Supplied data:
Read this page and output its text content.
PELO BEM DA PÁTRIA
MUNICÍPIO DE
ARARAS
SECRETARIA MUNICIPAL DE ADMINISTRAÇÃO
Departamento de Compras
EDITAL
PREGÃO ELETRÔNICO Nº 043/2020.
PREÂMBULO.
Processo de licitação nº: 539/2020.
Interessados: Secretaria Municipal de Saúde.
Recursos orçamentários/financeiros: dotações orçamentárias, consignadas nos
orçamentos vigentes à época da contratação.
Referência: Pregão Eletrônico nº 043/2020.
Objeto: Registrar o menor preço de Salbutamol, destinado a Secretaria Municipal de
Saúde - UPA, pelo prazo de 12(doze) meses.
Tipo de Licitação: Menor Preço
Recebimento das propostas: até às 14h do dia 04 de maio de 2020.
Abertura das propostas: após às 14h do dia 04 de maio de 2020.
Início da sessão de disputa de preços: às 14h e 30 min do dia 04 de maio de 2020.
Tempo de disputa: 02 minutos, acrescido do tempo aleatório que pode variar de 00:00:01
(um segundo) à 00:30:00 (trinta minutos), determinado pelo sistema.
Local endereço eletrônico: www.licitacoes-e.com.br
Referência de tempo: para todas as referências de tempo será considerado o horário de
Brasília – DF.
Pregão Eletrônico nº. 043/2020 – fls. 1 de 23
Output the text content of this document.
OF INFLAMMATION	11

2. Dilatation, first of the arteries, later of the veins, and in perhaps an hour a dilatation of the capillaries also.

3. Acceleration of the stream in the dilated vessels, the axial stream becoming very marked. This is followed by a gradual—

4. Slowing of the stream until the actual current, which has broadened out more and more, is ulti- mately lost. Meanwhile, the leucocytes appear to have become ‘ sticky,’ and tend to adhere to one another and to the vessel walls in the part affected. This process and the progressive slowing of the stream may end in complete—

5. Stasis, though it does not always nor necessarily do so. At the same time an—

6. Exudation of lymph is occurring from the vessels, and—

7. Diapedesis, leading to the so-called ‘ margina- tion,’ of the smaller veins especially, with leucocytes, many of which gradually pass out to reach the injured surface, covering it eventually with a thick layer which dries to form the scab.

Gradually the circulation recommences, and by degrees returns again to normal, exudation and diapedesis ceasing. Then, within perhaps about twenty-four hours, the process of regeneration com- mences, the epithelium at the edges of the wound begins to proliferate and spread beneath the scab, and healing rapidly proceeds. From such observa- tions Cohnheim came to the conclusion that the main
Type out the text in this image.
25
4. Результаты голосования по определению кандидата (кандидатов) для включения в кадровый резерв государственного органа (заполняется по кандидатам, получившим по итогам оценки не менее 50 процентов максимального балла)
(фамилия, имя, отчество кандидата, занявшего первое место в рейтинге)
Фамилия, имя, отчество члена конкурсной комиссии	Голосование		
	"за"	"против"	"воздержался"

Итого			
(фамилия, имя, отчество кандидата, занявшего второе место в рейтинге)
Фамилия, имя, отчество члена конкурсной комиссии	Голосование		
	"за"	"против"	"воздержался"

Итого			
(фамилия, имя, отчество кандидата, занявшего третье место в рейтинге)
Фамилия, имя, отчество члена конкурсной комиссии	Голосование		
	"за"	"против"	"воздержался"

What to work on: Write each line above out exactly.

Task answer:
Read this page and output its text content.
PELO BEM DA PÁTRIA
MUNICÍPIO DE
ARARAS
SECRETARIA MUNICIPAL DE ADMINISTRAÇÃO
Departamento de Compras
EDITAL
PREGÃO ELETRÔNICO Nº 043/2020.
PREÂMBULO.
Processo de licitação nº: 539/2020.
Interessados: Secretaria Municipal de Saúde.
Recursos orçamentários/financeiros: dotações orçamentárias, consignadas nos
orçamentos vigentes à época da contratação.
Referência: Pregão Eletrônico nº 043/2020.
Objeto: Registrar o menor preço de Salbutamol, destinado a Secretaria Municipal de
Saúde - UPA, pelo prazo de 12(doze) meses.
Tipo de Licitação: Menor Preço
Recebimento das propostas: até às 14h do dia 04 de maio de 2020.
Abertura das propostas: após às 14h do dia 04 de maio de 2020.
Início da sessão de disputa de preços: às 14h e 30 min do dia 04 de maio de 2020.
Tempo de disputa: 02 minutos, acrescido do tempo aleatório que pode variar de 00:00:01
(um segundo) à 00:30:00 (trinta minutos), determinado pelo sistema.
Local endereço eletrônico: www.licitacoes-e.com.br
Referência de tempo: para todas as referências de tempo será considerado o horário de
Brasília – DF.
Pregão Eletrônico nº. 043/2020 – fls. 1 de 23
Output the text content of this document.
OF INFLAMMATION	11

2. Dilatation, first of the arteries, later of the veins, and in perhaps an hour a dilatation of the capillaries also.

3. Acceleration of the stream in the dilated vessels, the axial stream becoming very marked. This is followed by a gradual—

4. Slowing of the stream until the actual current, which has broadened out more and more, is ulti- mately lost. Meanwhile, the leucocytes appear to have become ‘ sticky,’ and tend to adhere to one another and to the vessel walls in the part affected. This process and the progressive slowing of the stream may end in complete—

5. Stasis, though it does not always nor necessarily do so. At the same time an—

6. Exudation of lymph is occurring from the vessels, and—

7. Diapedesis, leading to the so-called ‘ margina- tion,’ of the smaller veins especially, with leucocytes, many of which gradually pass out to reach the injured surface, covering it eventually with a thick layer which dries to form the scab.

Gradually the circulation recommences, and by degrees returns again to normal, exudation and diapedesis ceasing. Then, within perhaps about twenty-four hours, the process of regeneration com- mences, the epithelium at the edges of the wound begins to proliferate and spread beneath the scab, and healing rapidly proceeds. From such observa- tions Cohnheim came to the conclusion that the main
Type out the text in this image.
25
4. Результаты голосования по определению кандидата (кандидатов) для включения в кадровый резерв государственного органа (заполняется по кандидатам, получившим по итогам оценки не менее 50 процентов максимального балла)
(фамилия, имя, отчество кандидата, занявшего первое место в рейтинге)
Фамилия, имя, отчество члена конкурсной комиссии	Голосование		
	"за"	"против"	"воздержался"

Итого			
(фамилия, имя, отчество кандидата, занявшего второе место в рейтинге)
Фамилия, имя, отчество члена конкурсной комиссии	Голосование		
	"за"	"против"	"воздержался"

Итого			
(фамилия, имя, отчество кандидата, занявшего третье место в рейтинге)
Фамилия, имя, отчество члена конкурсной комиссии	Голосование		
	"за"	"против"	"воздержался"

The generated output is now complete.